_WHAT IS EXPECTED_:
Reproduce every line of the records below without changing a single character.

_DATA IN THIS EXERCISE_:
>> begin

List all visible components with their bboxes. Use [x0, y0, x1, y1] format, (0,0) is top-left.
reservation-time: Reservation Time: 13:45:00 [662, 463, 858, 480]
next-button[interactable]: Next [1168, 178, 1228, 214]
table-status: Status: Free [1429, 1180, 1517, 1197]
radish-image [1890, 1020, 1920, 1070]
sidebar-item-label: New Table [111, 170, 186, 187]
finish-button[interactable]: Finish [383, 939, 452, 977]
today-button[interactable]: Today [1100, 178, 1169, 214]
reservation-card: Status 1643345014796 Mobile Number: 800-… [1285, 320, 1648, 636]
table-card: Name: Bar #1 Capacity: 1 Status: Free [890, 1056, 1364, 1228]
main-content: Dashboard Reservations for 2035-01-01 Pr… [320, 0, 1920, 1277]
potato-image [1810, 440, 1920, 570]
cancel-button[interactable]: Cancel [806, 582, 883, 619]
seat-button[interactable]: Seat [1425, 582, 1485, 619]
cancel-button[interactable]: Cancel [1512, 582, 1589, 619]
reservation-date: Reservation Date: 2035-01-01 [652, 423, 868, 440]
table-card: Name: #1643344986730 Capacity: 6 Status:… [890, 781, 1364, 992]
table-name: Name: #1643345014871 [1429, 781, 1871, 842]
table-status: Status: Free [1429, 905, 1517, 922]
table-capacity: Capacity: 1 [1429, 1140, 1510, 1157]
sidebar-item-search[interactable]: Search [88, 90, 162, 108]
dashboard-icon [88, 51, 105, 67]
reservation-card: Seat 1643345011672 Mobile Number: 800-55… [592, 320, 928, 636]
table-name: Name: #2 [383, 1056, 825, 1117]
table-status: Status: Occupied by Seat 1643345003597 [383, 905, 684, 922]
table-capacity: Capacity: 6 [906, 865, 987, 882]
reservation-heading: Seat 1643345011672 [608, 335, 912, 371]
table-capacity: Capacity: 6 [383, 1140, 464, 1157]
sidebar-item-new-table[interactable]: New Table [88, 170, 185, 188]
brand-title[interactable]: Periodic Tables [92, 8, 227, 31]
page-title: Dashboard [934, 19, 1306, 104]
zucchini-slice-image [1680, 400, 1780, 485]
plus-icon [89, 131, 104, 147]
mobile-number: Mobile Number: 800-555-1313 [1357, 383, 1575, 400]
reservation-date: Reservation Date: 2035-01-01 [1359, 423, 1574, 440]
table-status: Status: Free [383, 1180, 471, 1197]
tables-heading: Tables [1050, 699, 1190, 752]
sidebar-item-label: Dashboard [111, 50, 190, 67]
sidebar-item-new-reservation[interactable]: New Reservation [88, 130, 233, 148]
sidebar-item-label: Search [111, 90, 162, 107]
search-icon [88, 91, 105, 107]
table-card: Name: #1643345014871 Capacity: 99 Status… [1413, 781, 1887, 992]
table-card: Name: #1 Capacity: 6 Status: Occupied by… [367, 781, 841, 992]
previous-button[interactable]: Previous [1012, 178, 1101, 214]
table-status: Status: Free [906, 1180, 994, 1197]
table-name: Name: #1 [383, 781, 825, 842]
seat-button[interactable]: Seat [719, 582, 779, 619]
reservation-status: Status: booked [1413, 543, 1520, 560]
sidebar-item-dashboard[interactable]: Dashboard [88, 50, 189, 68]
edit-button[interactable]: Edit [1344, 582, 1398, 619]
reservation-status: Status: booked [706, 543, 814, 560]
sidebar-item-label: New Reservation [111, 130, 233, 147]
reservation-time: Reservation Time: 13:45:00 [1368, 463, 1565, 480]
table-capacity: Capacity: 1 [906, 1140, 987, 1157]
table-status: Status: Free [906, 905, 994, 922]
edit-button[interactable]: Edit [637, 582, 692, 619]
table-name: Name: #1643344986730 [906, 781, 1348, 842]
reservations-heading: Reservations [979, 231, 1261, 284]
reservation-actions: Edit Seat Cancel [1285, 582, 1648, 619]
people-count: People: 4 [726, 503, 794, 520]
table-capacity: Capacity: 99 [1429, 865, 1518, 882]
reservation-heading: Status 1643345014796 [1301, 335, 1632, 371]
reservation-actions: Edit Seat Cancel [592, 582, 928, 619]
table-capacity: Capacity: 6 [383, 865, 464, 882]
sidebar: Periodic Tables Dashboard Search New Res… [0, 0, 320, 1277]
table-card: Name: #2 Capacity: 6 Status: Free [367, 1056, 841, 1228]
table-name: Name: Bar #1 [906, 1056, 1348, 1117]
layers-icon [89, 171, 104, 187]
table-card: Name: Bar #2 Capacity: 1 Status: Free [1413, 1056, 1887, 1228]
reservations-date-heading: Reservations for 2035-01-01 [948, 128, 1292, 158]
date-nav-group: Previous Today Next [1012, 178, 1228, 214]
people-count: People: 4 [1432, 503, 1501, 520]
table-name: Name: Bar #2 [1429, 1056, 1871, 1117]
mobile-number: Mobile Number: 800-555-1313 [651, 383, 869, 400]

>> end

_PROBLEM SOLUTION_:
List all visible components with their bboxes. Use [x0, y0, x1, y1] format, (0,0) is top-left.
reservation-time: Reservation Time: 13:45:00 [662, 463, 858, 480]
next-button[interactable]: Next [1168, 178, 1228, 214]
table-status: Status: Free [1429, 1180, 1517, 1197]
radish-image [1890, 1020, 1920, 1070]
sidebar-item-label: New Table [111, 170, 186, 187]
finish-button[interactable]: Finish [383, 939, 452, 977]
today-button[interactable]: Today [1100, 178, 1169, 214]
reservation-card: Status 1643345014796 Mobile Number: 800-… [1285, 320, 1648, 636]
table-card: Name: Bar #1 Capacity: 1 Status: Free [890, 1056, 1364, 1228]
main-content: Dashboard Reservations for 2035-01-01 Pr… [320, 0, 1920, 1277]
potato-image [1810, 440, 1920, 570]
cancel-button[interactable]: Cancel [806, 582, 883, 619]
seat-button[interactable]: Seat [1425, 582, 1485, 619]
cancel-button[interactable]: Cancel [1512, 582, 1589, 619]
reservation-date: Reservation Date: 2035-01-01 [652, 423, 868, 440]
table-card: Name: #1643344986730 Capacity: 6 Status:… [890, 781, 1364, 992]
table-name: Name: #1643345014871 [1429, 781, 1871, 842]
table-status: Status: Free [1429, 905, 1517, 922]
table-capacity: Capacity: 1 [1429, 1140, 1510, 1157]
sidebar-item-search[interactable]: Search [88, 90, 162, 108]
dashboard-icon [88, 51, 105, 67]
reservation-card: Seat 1643345011672 Mobile Number: 800-55… [592, 320, 928, 636]
table-name: Name: #2 [383, 1056, 825, 1117]
table-status: Status: Occupied by Seat 1643345003597 [383, 905, 684, 922]
table-capacity: Capacity: 6 [906, 865, 987, 882]
reservation-heading: Seat 1643345011672 [608, 335, 912, 371]
table-capacity: Capacity: 6 [383, 1140, 464, 1157]
sidebar-item-new-table[interactable]: New Table [88, 170, 185, 188]
brand-title[interactable]: Periodic Tables [92, 8, 227, 31]
page-title: Dashboard [934, 19, 1306, 104]
zucchini-slice-image [1680, 400, 1780, 485]
plus-icon [89, 131, 104, 147]
mobile-number: Mobile Number: 800-555-1313 [1357, 383, 1575, 400]
reservation-date: Reservation Date: 2035-01-01 [1359, 423, 1574, 440]
table-status: Status: Free [383, 1180, 471, 1197]
tables-heading: Tables [1050, 699, 1190, 752]
sidebar-item-label: Dashboard [111, 50, 190, 67]
sidebar-item-new-reservation[interactable]: New Reservation [88, 130, 233, 148]
sidebar-item-label: Search [111, 90, 162, 107]
search-icon [88, 91, 105, 107]
table-card: Name: #1643345014871 Capacity: 99 Status… [1413, 781, 1887, 992]
table-card: Name: #1 Capacity: 6 Status: Occupied by… [367, 781, 841, 992]
previous-button[interactable]: Previous [1012, 178, 1101, 214]
table-status: Status: Free [906, 1180, 994, 1197]
table-name: Name: #1 [383, 781, 825, 842]
seat-button[interactable]: Seat [719, 582, 779, 619]
reservation-status: Status: booked [1413, 543, 1520, 560]
sidebar-item-dashboard[interactable]: Dashboard [88, 50, 189, 68]
edit-button[interactable]: Edit [1344, 582, 1398, 619]
reservation-status: Status: booked [706, 543, 814, 560]
sidebar-item-label: New Reservation [111, 130, 233, 147]
reservation-time: Reservation Time: 13:45:00 [1368, 463, 1565, 480]
table-capacity: Capacity: 1 [906, 1140, 987, 1157]
table-status: Status: Free [906, 905, 994, 922]
edit-button[interactable]: Edit [637, 582, 692, 619]
table-name: Name: #1643344986730 [906, 781, 1348, 842]
reservations-heading: Reservations [979, 231, 1261, 284]
reservation-actions: Edit Seat Cancel [1285, 582, 1648, 619]
people-count: People: 4 [726, 503, 794, 520]
table-capacity: Capacity: 99 [1429, 865, 1518, 882]
reservation-heading: Status 1643345014796 [1301, 335, 1632, 371]
reservation-actions: Edit Seat Cancel [592, 582, 928, 619]
table-capacity: Capacity: 6 [383, 865, 464, 882]
sidebar: Periodic Tables Dashboard Search New Res… [0, 0, 320, 1277]
table-card: Name: #2 Capacity: 6 Status: Free [367, 1056, 841, 1228]
table-name: Name: Bar #1 [906, 1056, 1348, 1117]
layers-icon [89, 171, 104, 187]
table-card: Name: Bar #2 Capacity: 1 Status: Free [1413, 1056, 1887, 1228]
reservations-date-heading: Reservations for 2035-01-01 [948, 128, 1292, 158]
date-nav-group: Previous Today Next [1012, 178, 1228, 214]
people-count: People: 4 [1432, 503, 1501, 520]
table-name: Name: Bar #2 [1429, 1056, 1871, 1117]
mobile-number: Mobile Number: 800-555-1313 [651, 383, 869, 400]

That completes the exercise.